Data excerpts

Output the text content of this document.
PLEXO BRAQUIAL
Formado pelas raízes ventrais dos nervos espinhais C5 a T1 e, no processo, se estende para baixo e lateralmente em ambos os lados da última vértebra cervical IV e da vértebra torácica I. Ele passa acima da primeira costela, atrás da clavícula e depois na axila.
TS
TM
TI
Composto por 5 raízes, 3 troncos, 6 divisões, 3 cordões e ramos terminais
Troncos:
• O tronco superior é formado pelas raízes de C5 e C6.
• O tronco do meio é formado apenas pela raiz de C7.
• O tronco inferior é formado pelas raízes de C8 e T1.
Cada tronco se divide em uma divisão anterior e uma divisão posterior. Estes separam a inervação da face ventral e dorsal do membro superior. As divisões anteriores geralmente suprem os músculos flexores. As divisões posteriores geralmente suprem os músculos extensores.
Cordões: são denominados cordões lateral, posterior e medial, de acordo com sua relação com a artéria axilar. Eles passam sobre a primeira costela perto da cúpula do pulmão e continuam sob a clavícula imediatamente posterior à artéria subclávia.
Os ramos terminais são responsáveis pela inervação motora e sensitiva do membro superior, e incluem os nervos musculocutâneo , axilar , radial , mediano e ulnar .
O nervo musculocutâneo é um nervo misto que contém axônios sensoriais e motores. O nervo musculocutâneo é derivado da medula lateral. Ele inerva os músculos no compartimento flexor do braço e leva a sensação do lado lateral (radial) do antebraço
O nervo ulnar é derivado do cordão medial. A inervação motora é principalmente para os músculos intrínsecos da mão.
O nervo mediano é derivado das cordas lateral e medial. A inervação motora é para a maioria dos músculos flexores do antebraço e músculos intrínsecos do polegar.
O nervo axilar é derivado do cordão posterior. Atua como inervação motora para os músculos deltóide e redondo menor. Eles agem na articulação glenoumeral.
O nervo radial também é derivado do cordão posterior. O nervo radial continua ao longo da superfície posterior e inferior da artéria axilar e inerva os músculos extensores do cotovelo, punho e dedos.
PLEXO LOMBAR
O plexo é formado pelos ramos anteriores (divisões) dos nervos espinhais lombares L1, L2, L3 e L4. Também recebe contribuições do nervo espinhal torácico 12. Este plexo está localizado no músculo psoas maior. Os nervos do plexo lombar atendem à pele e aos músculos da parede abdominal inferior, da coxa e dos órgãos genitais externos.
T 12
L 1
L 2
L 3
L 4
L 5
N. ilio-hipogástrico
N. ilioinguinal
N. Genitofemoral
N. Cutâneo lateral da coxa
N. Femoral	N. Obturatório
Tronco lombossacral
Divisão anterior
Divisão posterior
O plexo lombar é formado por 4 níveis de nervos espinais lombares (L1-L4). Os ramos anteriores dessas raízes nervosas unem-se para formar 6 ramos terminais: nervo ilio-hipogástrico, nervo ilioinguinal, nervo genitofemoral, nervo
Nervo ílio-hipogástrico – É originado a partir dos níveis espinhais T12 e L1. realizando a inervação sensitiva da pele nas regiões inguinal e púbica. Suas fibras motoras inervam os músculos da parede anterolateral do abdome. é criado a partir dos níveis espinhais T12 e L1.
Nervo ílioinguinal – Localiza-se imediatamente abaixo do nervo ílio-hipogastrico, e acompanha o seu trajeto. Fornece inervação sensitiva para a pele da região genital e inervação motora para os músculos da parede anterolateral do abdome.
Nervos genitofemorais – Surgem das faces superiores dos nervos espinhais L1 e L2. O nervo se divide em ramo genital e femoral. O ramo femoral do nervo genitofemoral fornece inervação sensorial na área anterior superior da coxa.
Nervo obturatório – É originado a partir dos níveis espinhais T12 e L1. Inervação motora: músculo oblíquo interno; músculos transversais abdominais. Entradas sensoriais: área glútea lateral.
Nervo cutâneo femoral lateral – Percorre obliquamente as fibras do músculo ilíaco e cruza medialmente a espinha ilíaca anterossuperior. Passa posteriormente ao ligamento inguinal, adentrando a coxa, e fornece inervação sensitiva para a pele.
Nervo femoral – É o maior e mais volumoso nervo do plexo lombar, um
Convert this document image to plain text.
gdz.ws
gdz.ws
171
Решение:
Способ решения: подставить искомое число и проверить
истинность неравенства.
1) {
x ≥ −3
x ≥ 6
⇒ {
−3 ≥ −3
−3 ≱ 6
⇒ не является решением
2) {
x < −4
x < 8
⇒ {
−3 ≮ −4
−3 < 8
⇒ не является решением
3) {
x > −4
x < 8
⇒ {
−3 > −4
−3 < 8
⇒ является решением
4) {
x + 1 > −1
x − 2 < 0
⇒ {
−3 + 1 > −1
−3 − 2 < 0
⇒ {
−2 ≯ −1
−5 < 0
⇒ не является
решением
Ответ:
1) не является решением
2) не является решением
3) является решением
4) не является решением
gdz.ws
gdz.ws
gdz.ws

• _WRITTEN PROBLEM_
Copy each line from the records above that includes the string "coxa".

• _EXERCISE OUTPUT_
O plexo é formado pelos ramos anteriores (divisões) dos nervos espinhais lombares L1, L2, L3 e L4. Também recebe contribuições do nervo espinhal torácico 12. Este plexo está localizado no músculo psoas maior. Os nervos do plexo lombar atendem à pele e aos músculos da parede abdominal inferior, da coxa e dos órgãos genitais externos.
N. Cutâneo lateral da coxa
Nervos genitofemorais – Surgem das faces superiores dos nervos espinhais L1 e L2. O nervo se divide em ramo genital e femoral. O ramo femoral do nervo genitofemoral fornece inervação sensorial na área anterior superior da coxa.
Nervo cutâneo femoral lateral – Percorre obliquamente as fibras do músculo ilíaco e cruza medialmente a espinha ilíaca anterossuperior. Passa posteriormente ao ligamento inguinal, adentrando a coxa, e fornece inervação sensitiva para a pele.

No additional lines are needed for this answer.